- Requirement
Report every line in the listing below where the string "weeks" shows up.

- Information given
++++++

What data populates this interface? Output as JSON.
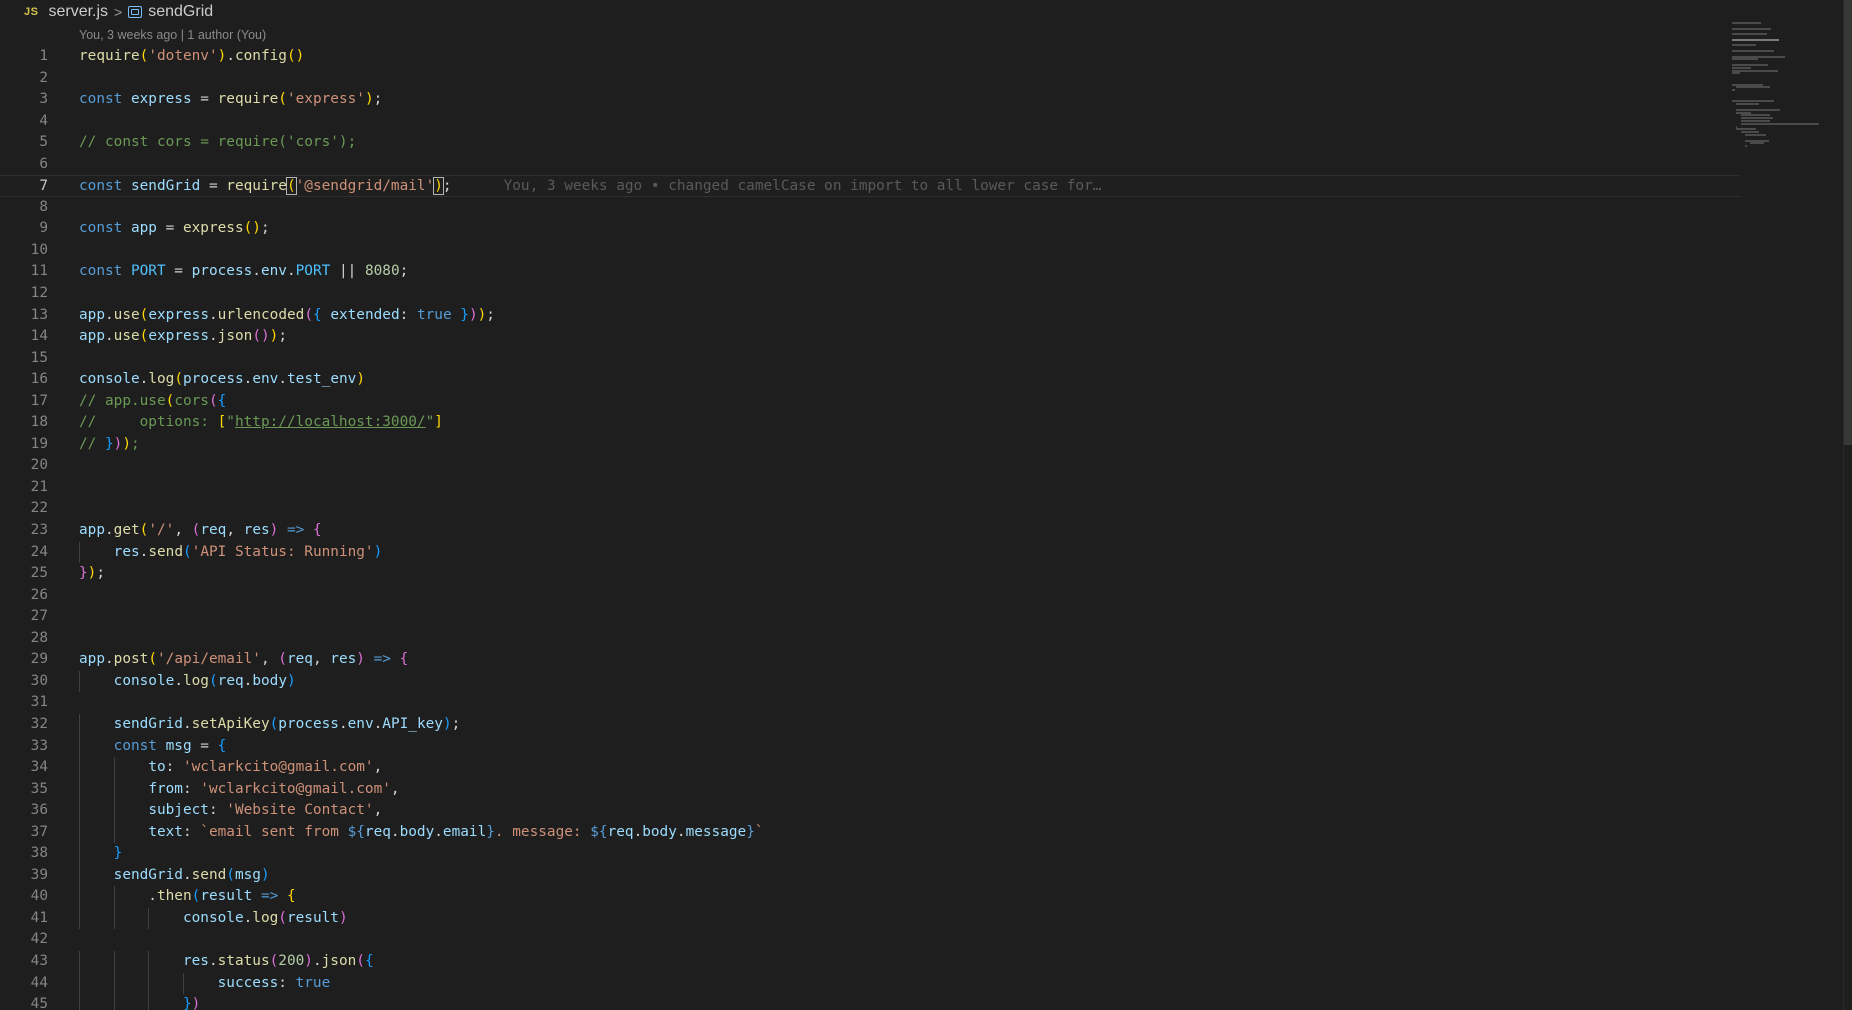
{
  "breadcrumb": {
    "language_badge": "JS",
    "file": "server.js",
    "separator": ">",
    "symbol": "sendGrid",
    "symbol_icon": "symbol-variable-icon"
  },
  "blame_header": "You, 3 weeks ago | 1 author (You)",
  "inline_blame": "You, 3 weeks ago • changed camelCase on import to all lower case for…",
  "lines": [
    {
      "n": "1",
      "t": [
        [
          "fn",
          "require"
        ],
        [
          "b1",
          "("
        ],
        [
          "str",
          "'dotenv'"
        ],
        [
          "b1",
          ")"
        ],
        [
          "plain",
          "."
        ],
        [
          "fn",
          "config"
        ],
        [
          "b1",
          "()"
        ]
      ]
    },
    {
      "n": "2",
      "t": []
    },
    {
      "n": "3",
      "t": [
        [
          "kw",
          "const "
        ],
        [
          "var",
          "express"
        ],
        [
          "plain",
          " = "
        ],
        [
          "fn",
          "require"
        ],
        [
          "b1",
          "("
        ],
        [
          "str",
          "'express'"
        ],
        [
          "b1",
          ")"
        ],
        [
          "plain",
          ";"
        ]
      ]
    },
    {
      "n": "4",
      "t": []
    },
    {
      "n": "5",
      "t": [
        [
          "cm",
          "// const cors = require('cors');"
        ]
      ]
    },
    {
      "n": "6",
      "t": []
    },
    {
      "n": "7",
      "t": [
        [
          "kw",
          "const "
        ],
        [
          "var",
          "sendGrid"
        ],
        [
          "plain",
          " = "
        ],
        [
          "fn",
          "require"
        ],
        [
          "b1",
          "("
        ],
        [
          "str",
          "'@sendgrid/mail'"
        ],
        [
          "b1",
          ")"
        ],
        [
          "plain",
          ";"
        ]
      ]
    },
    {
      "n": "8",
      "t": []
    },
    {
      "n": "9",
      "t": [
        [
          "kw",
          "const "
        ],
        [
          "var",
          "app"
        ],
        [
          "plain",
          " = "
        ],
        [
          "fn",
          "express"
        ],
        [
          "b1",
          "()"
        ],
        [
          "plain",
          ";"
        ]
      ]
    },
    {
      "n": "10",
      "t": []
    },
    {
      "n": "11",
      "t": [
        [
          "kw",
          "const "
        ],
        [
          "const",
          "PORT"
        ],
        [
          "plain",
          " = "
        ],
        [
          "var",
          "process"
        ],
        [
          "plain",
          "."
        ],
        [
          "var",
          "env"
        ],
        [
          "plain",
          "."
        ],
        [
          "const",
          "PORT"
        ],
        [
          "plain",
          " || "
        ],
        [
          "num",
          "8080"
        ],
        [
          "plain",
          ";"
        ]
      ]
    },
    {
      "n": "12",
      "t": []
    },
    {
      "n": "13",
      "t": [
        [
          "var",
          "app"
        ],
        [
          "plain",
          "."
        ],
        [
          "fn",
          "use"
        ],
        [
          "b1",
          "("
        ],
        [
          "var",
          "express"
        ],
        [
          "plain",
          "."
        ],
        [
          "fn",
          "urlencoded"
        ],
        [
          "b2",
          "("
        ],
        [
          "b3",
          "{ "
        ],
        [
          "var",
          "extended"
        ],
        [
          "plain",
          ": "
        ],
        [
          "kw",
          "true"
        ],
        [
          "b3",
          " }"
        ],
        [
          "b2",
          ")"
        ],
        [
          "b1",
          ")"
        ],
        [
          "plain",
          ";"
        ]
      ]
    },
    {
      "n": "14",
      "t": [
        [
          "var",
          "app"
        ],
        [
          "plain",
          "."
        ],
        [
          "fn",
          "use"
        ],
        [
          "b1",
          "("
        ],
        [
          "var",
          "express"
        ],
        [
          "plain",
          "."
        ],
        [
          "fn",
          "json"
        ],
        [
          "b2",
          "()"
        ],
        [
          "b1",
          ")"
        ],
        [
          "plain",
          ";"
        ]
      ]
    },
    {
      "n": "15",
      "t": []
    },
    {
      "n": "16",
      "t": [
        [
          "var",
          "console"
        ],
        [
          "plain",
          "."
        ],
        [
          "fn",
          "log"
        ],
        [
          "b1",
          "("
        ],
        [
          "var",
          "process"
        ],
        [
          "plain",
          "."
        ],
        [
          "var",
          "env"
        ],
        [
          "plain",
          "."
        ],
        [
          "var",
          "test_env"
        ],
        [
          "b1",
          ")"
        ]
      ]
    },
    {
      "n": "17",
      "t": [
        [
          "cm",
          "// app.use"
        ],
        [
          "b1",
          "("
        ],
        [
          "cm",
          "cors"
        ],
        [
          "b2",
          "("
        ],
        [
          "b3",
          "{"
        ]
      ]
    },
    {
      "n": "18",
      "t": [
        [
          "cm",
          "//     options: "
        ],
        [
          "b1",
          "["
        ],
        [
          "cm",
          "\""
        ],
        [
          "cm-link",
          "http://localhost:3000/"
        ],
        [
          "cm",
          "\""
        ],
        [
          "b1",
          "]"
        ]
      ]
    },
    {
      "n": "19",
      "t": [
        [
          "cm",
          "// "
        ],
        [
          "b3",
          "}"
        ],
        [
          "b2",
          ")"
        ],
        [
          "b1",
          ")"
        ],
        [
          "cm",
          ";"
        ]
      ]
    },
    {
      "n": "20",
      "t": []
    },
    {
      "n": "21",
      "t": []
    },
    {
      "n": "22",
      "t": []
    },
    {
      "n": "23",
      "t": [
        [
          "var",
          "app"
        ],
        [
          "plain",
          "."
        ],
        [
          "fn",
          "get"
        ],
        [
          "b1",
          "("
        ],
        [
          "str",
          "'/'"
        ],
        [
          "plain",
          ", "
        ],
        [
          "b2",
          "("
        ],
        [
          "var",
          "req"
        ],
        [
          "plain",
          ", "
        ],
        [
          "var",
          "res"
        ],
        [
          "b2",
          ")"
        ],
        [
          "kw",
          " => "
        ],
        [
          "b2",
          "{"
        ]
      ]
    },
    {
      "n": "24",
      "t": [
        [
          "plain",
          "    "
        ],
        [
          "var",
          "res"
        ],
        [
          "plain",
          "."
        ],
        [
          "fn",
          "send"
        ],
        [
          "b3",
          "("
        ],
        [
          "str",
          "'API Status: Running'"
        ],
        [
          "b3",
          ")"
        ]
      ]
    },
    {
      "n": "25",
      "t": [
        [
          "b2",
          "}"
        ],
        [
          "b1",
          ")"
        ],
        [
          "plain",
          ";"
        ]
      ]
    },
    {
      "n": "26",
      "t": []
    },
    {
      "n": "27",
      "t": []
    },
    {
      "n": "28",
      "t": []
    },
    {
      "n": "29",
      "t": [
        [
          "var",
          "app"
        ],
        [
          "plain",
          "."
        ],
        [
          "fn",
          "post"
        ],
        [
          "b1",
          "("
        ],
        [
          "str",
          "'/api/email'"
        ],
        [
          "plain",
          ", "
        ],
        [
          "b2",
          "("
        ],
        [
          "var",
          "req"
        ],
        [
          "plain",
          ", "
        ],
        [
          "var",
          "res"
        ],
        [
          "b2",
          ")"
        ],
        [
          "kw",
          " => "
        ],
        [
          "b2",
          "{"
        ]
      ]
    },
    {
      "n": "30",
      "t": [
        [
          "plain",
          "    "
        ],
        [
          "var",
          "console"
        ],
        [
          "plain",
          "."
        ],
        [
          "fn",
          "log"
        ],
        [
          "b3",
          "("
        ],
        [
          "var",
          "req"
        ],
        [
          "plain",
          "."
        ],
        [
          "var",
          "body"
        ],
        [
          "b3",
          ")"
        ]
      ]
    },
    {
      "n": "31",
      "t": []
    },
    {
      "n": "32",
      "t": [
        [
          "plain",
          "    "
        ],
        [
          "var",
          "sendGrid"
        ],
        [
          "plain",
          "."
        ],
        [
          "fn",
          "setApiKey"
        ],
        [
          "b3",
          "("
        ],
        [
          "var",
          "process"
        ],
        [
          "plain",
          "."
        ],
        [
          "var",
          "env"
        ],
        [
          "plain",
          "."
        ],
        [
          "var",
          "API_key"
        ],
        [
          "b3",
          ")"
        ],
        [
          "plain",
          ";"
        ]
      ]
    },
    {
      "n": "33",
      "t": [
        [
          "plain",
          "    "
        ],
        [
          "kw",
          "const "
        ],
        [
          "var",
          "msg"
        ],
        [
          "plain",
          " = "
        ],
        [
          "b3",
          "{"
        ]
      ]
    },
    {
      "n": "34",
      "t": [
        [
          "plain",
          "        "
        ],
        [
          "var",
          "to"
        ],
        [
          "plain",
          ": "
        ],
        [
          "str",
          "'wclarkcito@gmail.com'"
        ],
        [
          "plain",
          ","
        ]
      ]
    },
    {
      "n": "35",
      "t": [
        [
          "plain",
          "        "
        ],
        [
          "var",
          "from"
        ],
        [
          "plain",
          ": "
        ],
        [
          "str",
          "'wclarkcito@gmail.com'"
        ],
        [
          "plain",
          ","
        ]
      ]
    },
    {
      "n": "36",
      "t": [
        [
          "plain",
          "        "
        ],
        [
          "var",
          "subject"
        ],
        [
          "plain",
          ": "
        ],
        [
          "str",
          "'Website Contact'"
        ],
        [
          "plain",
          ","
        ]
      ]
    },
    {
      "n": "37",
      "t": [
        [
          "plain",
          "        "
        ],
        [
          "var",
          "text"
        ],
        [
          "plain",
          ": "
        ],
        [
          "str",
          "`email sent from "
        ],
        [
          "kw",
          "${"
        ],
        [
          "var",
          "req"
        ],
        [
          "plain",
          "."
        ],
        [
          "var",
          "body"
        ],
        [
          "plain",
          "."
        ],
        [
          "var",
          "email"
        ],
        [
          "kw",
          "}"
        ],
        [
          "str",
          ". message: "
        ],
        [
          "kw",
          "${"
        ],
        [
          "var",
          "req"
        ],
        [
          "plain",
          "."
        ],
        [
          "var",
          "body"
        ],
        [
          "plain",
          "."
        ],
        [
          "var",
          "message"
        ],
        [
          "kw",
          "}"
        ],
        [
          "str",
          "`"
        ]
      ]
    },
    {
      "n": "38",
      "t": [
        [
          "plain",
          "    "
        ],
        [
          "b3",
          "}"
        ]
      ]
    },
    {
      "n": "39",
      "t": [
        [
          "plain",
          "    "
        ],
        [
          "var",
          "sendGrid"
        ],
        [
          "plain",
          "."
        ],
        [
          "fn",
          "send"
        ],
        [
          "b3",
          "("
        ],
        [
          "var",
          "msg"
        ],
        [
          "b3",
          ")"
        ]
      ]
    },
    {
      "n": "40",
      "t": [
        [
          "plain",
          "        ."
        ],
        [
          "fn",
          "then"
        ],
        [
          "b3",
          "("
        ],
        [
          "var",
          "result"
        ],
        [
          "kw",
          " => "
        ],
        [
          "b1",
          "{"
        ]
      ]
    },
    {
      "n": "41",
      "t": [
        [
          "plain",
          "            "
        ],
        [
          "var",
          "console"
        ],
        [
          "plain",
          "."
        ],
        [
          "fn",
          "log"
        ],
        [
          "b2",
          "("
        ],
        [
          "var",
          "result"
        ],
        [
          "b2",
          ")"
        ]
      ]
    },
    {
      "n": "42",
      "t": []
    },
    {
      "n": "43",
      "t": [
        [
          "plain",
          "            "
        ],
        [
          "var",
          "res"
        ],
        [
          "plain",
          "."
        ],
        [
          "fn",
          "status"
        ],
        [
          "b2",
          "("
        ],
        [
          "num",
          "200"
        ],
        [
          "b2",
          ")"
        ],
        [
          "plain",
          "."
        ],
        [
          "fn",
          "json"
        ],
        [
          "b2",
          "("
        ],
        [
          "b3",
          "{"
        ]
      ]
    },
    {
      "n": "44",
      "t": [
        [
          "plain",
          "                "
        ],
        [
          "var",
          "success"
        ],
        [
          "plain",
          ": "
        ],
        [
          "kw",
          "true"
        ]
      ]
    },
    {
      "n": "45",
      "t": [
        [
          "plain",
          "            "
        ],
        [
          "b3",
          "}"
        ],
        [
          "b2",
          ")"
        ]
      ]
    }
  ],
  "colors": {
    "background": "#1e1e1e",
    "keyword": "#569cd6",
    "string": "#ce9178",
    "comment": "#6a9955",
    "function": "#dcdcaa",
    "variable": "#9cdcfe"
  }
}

++++++

- Output below
  "blame_header": "You, 3 weeks ago | 1 author (You)",
  "inline_blame": "You, 3 weeks ago • changed camelCase on import to all lower case for…",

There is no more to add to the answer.